**Data shown**.
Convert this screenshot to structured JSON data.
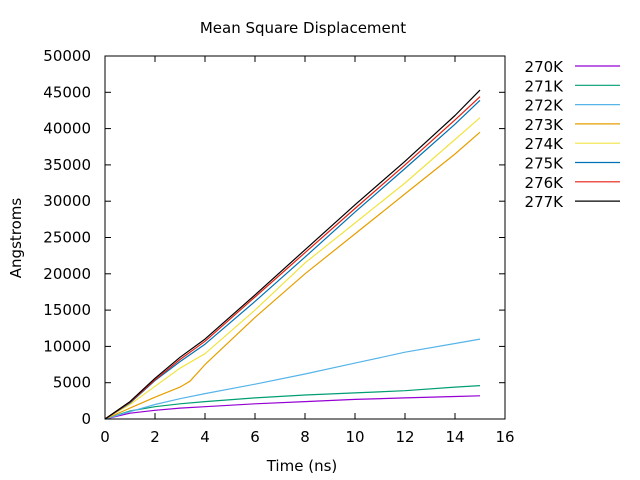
{
  "chart_data": {
    "type": "line",
    "title": "Mean Square Displacement",
    "xlabel": "Time (ns)",
    "ylabel": "Angstroms",
    "xlim": [
      0,
      16
    ],
    "ylim": [
      0,
      50000
    ],
    "xticks": [
      0,
      2,
      4,
      6,
      8,
      10,
      12,
      14,
      16
    ],
    "yticks": [
      0,
      5000,
      10000,
      15000,
      20000,
      25000,
      30000,
      35000,
      40000,
      45000,
      50000
    ],
    "grid": false,
    "legend_position": "outside-right",
    "series": [
      {
        "name": "270K",
        "color": "#9400d3",
        "x": [
          0,
          1,
          2,
          3,
          4,
          6,
          8,
          10,
          12,
          14,
          15
        ],
        "y": [
          0,
          800,
          1200,
          1500,
          1700,
          2100,
          2400,
          2700,
          2900,
          3100,
          3200
        ]
      },
      {
        "name": "271K",
        "color": "#009e73",
        "x": [
          0,
          1,
          2,
          3,
          4,
          6,
          8,
          10,
          12,
          14,
          15
        ],
        "y": [
          0,
          1100,
          1700,
          2100,
          2400,
          2900,
          3300,
          3600,
          3900,
          4400,
          4600
        ]
      },
      {
        "name": "272K",
        "color": "#56b4e9",
        "x": [
          0,
          1,
          2,
          3,
          4,
          6,
          8,
          10,
          12,
          14,
          15
        ],
        "y": [
          0,
          1000,
          2000,
          2800,
          3500,
          4800,
          6200,
          7700,
          9200,
          10400,
          11000
        ]
      },
      {
        "name": "273K",
        "color": "#e69f00",
        "x": [
          0,
          1,
          2,
          3,
          3.4,
          4,
          6,
          8,
          10,
          12,
          14,
          15
        ],
        "y": [
          0,
          1500,
          3000,
          4400,
          5200,
          7500,
          14000,
          20000,
          25500,
          31000,
          36500,
          39500
        ]
      },
      {
        "name": "274K",
        "color": "#f0e442",
        "x": [
          0,
          1,
          2,
          3,
          4,
          6,
          8,
          10,
          12,
          14,
          15
        ],
        "y": [
          0,
          2000,
          4500,
          7000,
          9000,
          15000,
          21500,
          27000,
          32500,
          38500,
          41500
        ]
      },
      {
        "name": "275K",
        "color": "#0072b2",
        "x": [
          0,
          1,
          2,
          3,
          4,
          6,
          8,
          10,
          12,
          14,
          15
        ],
        "y": [
          0,
          2200,
          5300,
          7900,
          10300,
          16200,
          22300,
          28500,
          34500,
          40600,
          43900
        ]
      },
      {
        "name": "276K",
        "color": "#e51e10",
        "x": [
          0,
          1,
          2,
          3,
          4,
          6,
          8,
          10,
          12,
          14,
          15
        ],
        "y": [
          0,
          2300,
          5400,
          8200,
          10700,
          16800,
          22900,
          29000,
          35000,
          41200,
          44400
        ]
      },
      {
        "name": "277K",
        "color": "#000000",
        "x": [
          0,
          1,
          2,
          3,
          4,
          6,
          8,
          10,
          12,
          14,
          15
        ],
        "y": [
          0,
          2400,
          5600,
          8500,
          11000,
          17100,
          23300,
          29500,
          35500,
          41800,
          45300
        ]
      }
    ]
  }
}
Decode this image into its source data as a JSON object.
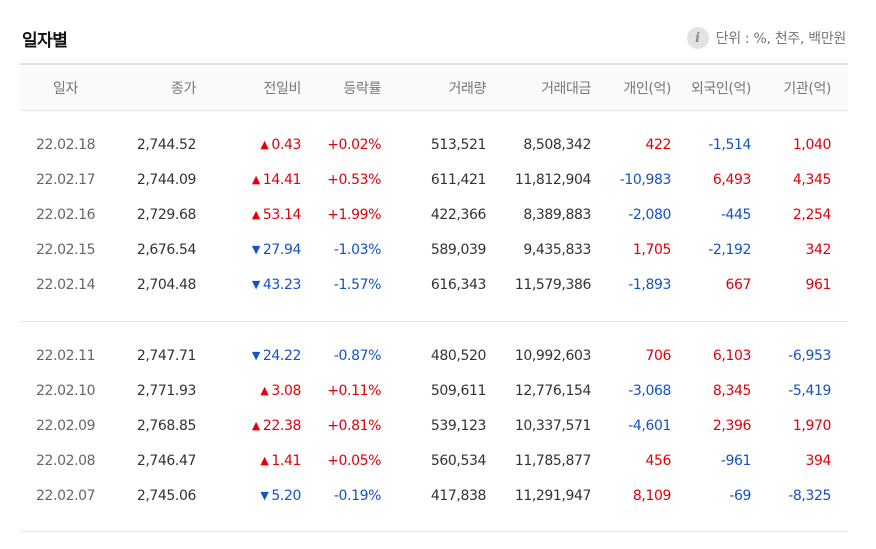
{
  "header": {
    "title": "일자별",
    "unit_label": "단위 : %, 천주, 백만원",
    "info_icon": "info-icon"
  },
  "columns": [
    "일자",
    "종가",
    "전일비",
    "등락률",
    "거래량",
    "거래대금",
    "개인(억)",
    "외국인(억)",
    "기관(억)"
  ],
  "colors": {
    "up": "#e0000c",
    "down": "#1552c5"
  },
  "groups": [
    {
      "rows": [
        {
          "date": "22.02.18",
          "close": "2,744.52",
          "dir": "up",
          "change": "0.43",
          "rate": "+0.02%",
          "volume": "513,521",
          "amount": "8,508,342",
          "individual": "422",
          "foreign": "-1,514",
          "institution": "1,040"
        },
        {
          "date": "22.02.17",
          "close": "2,744.09",
          "dir": "up",
          "change": "14.41",
          "rate": "+0.53%",
          "volume": "611,421",
          "amount": "11,812,904",
          "individual": "-10,983",
          "foreign": "6,493",
          "institution": "4,345"
        },
        {
          "date": "22.02.16",
          "close": "2,729.68",
          "dir": "up",
          "change": "53.14",
          "rate": "+1.99%",
          "volume": "422,366",
          "amount": "8,389,883",
          "individual": "-2,080",
          "foreign": "-445",
          "institution": "2,254"
        },
        {
          "date": "22.02.15",
          "close": "2,676.54",
          "dir": "down",
          "change": "27.94",
          "rate": "-1.03%",
          "volume": "589,039",
          "amount": "9,435,833",
          "individual": "1,705",
          "foreign": "-2,192",
          "institution": "342"
        },
        {
          "date": "22.02.14",
          "close": "2,704.48",
          "dir": "down",
          "change": "43.23",
          "rate": "-1.57%",
          "volume": "616,343",
          "amount": "11,579,386",
          "individual": "-1,893",
          "foreign": "667",
          "institution": "961"
        }
      ]
    },
    {
      "rows": [
        {
          "date": "22.02.11",
          "close": "2,747.71",
          "dir": "down",
          "change": "24.22",
          "rate": "-0.87%",
          "volume": "480,520",
          "amount": "10,992,603",
          "individual": "706",
          "foreign": "6,103",
          "institution": "-6,953"
        },
        {
          "date": "22.02.10",
          "close": "2,771.93",
          "dir": "up",
          "change": "3.08",
          "rate": "+0.11%",
          "volume": "509,611",
          "amount": "12,776,154",
          "individual": "-3,068",
          "foreign": "8,345",
          "institution": "-5,419"
        },
        {
          "date": "22.02.09",
          "close": "2,768.85",
          "dir": "up",
          "change": "22.38",
          "rate": "+0.81%",
          "volume": "539,123",
          "amount": "10,337,571",
          "individual": "-4,601",
          "foreign": "2,396",
          "institution": "1,970"
        },
        {
          "date": "22.02.08",
          "close": "2,746.47",
          "dir": "up",
          "change": "1.41",
          "rate": "+0.05%",
          "volume": "560,534",
          "amount": "11,785,877",
          "individual": "456",
          "foreign": "-961",
          "institution": "394"
        },
        {
          "date": "22.02.07",
          "close": "2,745.06",
          "dir": "down",
          "change": "5.20",
          "rate": "-0.19%",
          "volume": "417,838",
          "amount": "11,291,947",
          "individual": "8,109",
          "foreign": "-69",
          "institution": "-8,325"
        }
      ]
    }
  ]
}
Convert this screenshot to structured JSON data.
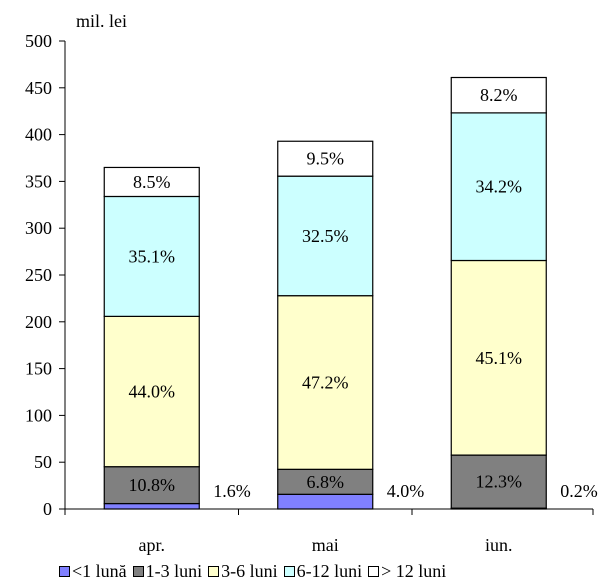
{
  "chart_data": {
    "type": "bar",
    "stacked": true,
    "unit_label": "mil. lei",
    "categories": [
      "apr.",
      "mai",
      "iun."
    ],
    "ylim": [
      0,
      500
    ],
    "yticks": [
      0,
      50,
      100,
      150,
      200,
      250,
      300,
      350,
      400,
      450,
      500
    ],
    "totals": [
      365,
      393,
      461
    ],
    "series": [
      {
        "name": "<1 lună",
        "color": "#8080ff",
        "values": [
          5.8,
          15.7,
          0.9
        ],
        "labels": [
          "1.6%",
          "4.0%",
          "0.2%"
        ],
        "label_position": "outside"
      },
      {
        "name": "1-3 luni",
        "color": "#808080",
        "values": [
          39.4,
          26.7,
          56.7
        ],
        "labels": [
          "10.8%",
          "6.8%",
          "12.3%"
        ]
      },
      {
        "name": "3-6 luni",
        "color": "#ffffcc",
        "values": [
          160.6,
          185.5,
          207.9
        ],
        "labels": [
          "44.0%",
          "47.2%",
          "45.1%"
        ]
      },
      {
        "name": "6-12 luni",
        "color": "#ccffff",
        "values": [
          128.1,
          127.7,
          157.7
        ],
        "labels": [
          "35.1%",
          "32.5%",
          "34.2%"
        ]
      },
      {
        "name": "> 12 luni",
        "color": "#ffffff",
        "values": [
          31.0,
          37.3,
          37.8
        ],
        "labels": [
          "8.5%",
          "9.5%",
          "8.2%"
        ]
      }
    ]
  },
  "legend": {
    "items": [
      {
        "label": "<1 lună",
        "color": "#8080ff"
      },
      {
        "label": "1-3 luni",
        "color": "#808080"
      },
      {
        "label": "3-6 luni",
        "color": "#ffffcc"
      },
      {
        "label": "6-12 luni",
        "color": "#ccffff"
      },
      {
        "label": "> 12 luni",
        "color": "#ffffff"
      }
    ]
  }
}
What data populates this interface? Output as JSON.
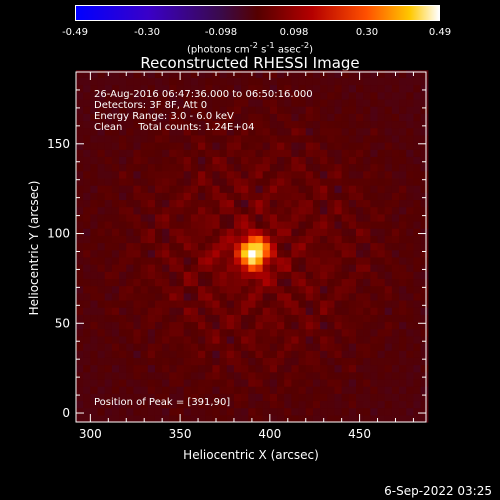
{
  "chart_data": {
    "type": "heatmap",
    "title": "Reconstructed RHESSI Image",
    "xlabel": "Heliocentric X (arcsec)",
    "ylabel": "Heliocentric Y (arcsec)",
    "xlim": [
      292,
      487
    ],
    "ylim": [
      -5,
      190
    ],
    "xticks": [
      300,
      350,
      400,
      450
    ],
    "yticks": [
      0,
      50,
      100,
      150
    ],
    "colorbar": {
      "min": -0.49,
      "max": 0.49,
      "ticks": [
        "-0.49",
        "-0.30",
        "-0.098",
        "0.098",
        "0.30",
        "0.49"
      ],
      "units_text": "(photons cm",
      "units_exp1": "-2",
      "units_mid": " s",
      "units_exp2": "-1",
      "units_mid2": " asec",
      "units_exp3": "-2",
      "units_end": ")"
    },
    "peak": {
      "x": 391,
      "y": 90,
      "value": 0.49
    },
    "annotations": [
      "26-Aug-2016 06:47:36.000 to 06:50:16.000",
      "Detectors: 3F 8F, Att 0",
      "Energy Range: 3.0 - 6.0 keV",
      "Clean     Total counts: 1.24E+04"
    ],
    "peak_label": "Position of Peak = [391,90]"
  },
  "timestamp": "6-Sep-2022 03:25"
}
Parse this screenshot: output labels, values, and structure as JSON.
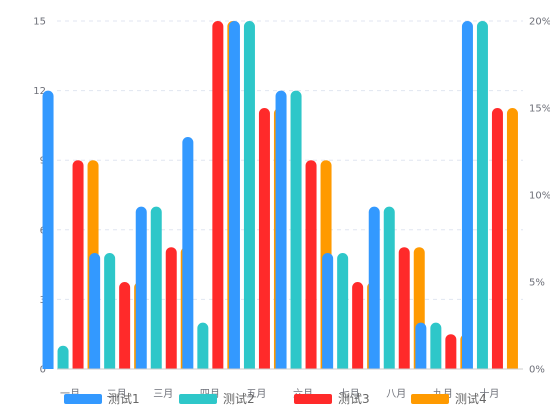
{
  "chart_data": {
    "type": "bar",
    "categories": [
      "一月",
      "二月",
      "三月",
      "四月",
      "五月",
      "六月",
      "七月",
      "八月",
      "九月",
      "十月"
    ],
    "x_tick_labels": [
      "一月",
      "二月",
      "三月",
      "四月",
      "五月",
      "六月",
      "七月",
      "八月",
      "九月",
      "十月"
    ],
    "series": [
      {
        "name": "测试1",
        "color": "#3399ff",
        "axis": "left",
        "values": [
          12,
          5,
          7,
          10,
          15,
          12,
          5,
          7,
          2,
          15
        ]
      },
      {
        "name": "测试2",
        "color": "#2ec7c9",
        "axis": "left",
        "values": [
          1,
          5,
          7,
          2,
          15,
          12,
          5,
          7,
          2,
          15
        ]
      },
      {
        "name": "测试3",
        "color": "#ff2a2a",
        "axis": "right",
        "values": [
          12,
          5,
          7,
          20,
          15,
          12,
          5,
          7,
          2,
          15
        ]
      },
      {
        "name": "测试4",
        "color": "#ff9a00",
        "axis": "right",
        "values": [
          12,
          5,
          7,
          20,
          15,
          12,
          5,
          7,
          2,
          15
        ]
      }
    ],
    "left_axis": {
      "min": 0,
      "max": 15,
      "ticks": [
        "0",
        "3",
        "6",
        "9",
        "12",
        "15"
      ]
    },
    "right_axis": {
      "min": 0,
      "max": 20,
      "ticks": [
        "0%",
        "5%",
        "10%",
        "15%",
        "20%"
      ]
    },
    "grid": true,
    "legend_position": "bottom"
  }
}
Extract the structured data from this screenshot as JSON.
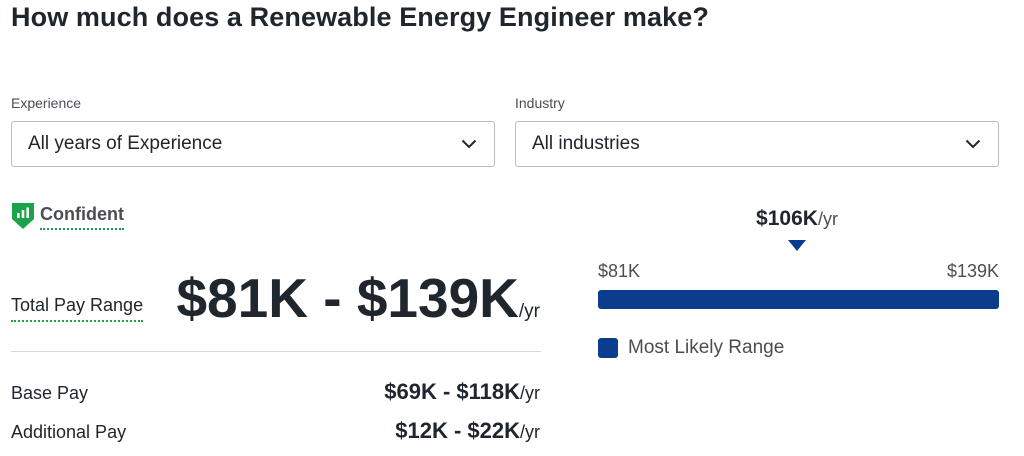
{
  "page": {
    "title": "How much does a Renewable Energy Engineer make?"
  },
  "filters": {
    "experience": {
      "label": "Experience",
      "value": "All years of Experience",
      "icon": "chevron-down-icon"
    },
    "industry": {
      "label": "Industry",
      "value": "All industries",
      "icon": "chevron-down-icon"
    }
  },
  "confidence": {
    "label": "Confident",
    "icon": "confidence-shield-icon",
    "color": "#1aa34a"
  },
  "pay": {
    "total_label": "Total Pay Range",
    "total_range": "$81K - $139K",
    "unit": "/yr",
    "base_label": "Base Pay",
    "base_range": "$69K - $118K",
    "additional_label": "Additional Pay",
    "additional_range": "$12K - $22K"
  },
  "range_chart": {
    "median": "$106K",
    "unit": "/yr",
    "min_label": "$81K",
    "max_label": "$139K",
    "legend": "Most Likely Range",
    "bar_color": "#0b3d8c"
  }
}
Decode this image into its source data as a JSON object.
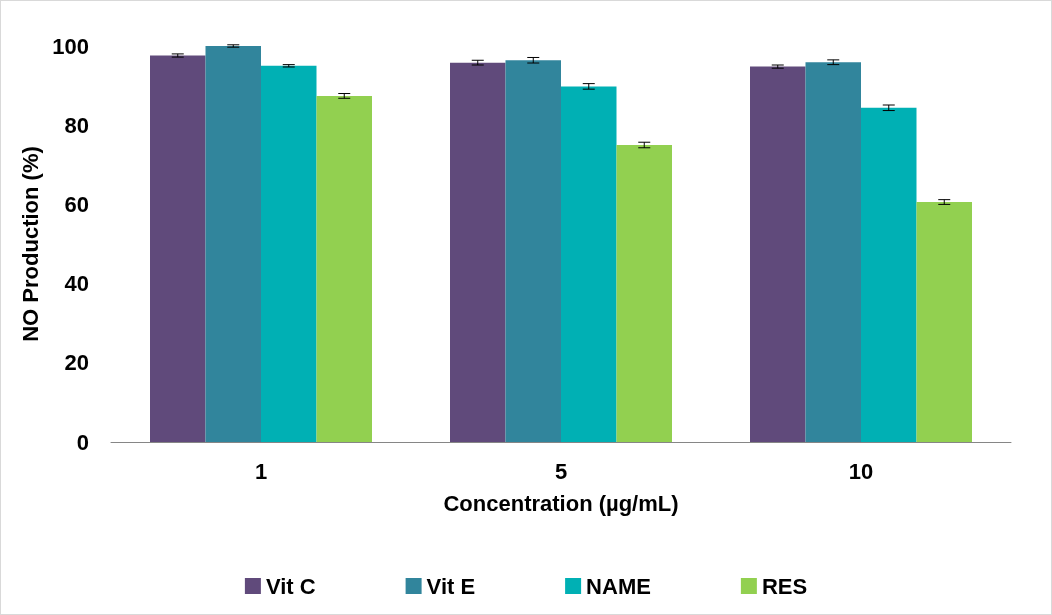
{
  "chart_data": {
    "type": "bar",
    "xlabel": "Concentration (µg/mL)",
    "ylabel": "NO Production (%)",
    "categories": [
      "1",
      "5",
      "10"
    ],
    "series": [
      {
        "name": "Vit C",
        "color": "#604a7b",
        "values": [
          97.6,
          95.8,
          94.8
        ],
        "errors": [
          0.4,
          0.6,
          0.4
        ]
      },
      {
        "name": "Vit E",
        "color": "#31859c",
        "values": [
          100,
          96.4,
          95.9
        ],
        "errors": [
          0.3,
          0.7,
          0.6
        ]
      },
      {
        "name": "NAME",
        "color": "#00b0b4",
        "values": [
          95,
          89.8,
          84.4
        ],
        "errors": [
          0.3,
          0.7,
          0.7
        ]
      },
      {
        "name": "RES",
        "color": "#92d050",
        "values": [
          87.4,
          75,
          60.6
        ],
        "errors": [
          0.6,
          0.7,
          0.6
        ]
      }
    ],
    "ylim": [
      0,
      100
    ],
    "yticks": [
      0,
      20,
      40,
      60,
      80,
      100
    ],
    "grid": false,
    "legend": "bottom"
  }
}
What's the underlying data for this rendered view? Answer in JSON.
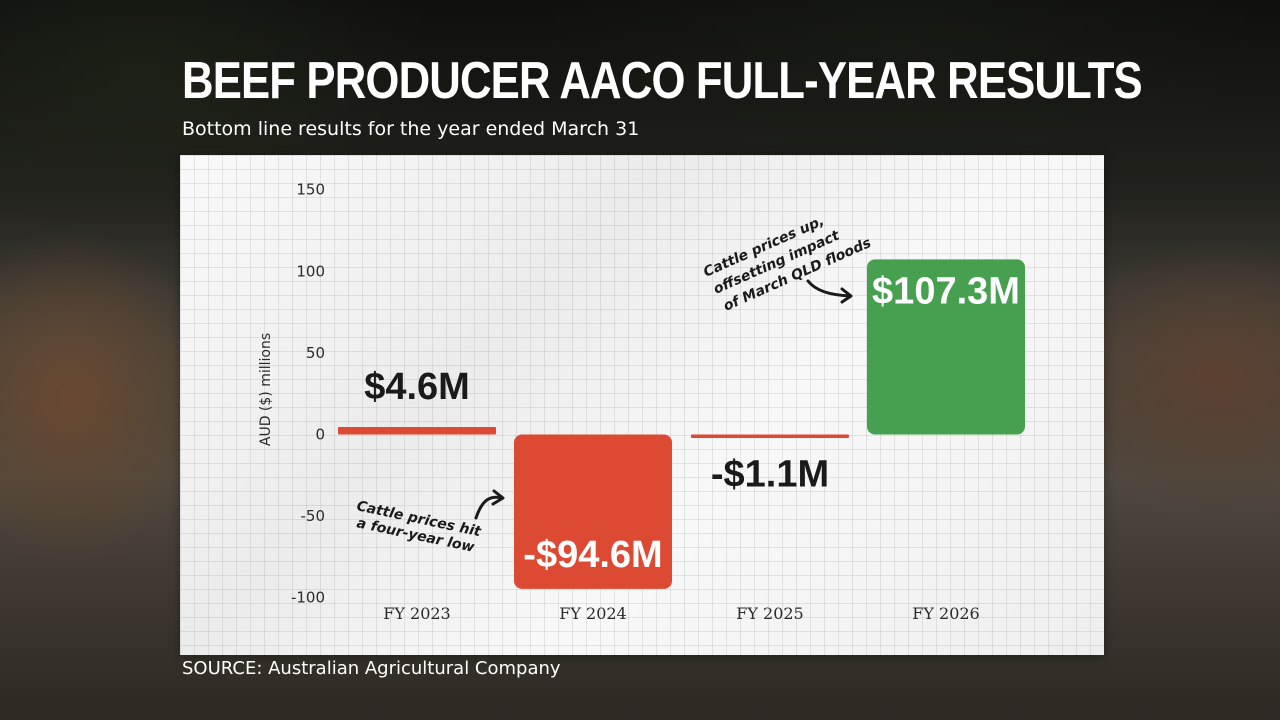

**What you should do**. Pick out each line containing "this" and report it.

**Reply to the task**.
Convert this screenshot to structured JSON data.
Decode this image into its source data as a JSON object.
Convert this screenshot to structured JSON data.
What data populates this interface? Output as JSON.
Parse this screenshot: output labels, values, and structure as JSON.
Extract the structured data from this screenshot as JSON.
Decode this image into its source data as a JSON object.
What's the underlying data for this rendered view? Answer in JSON.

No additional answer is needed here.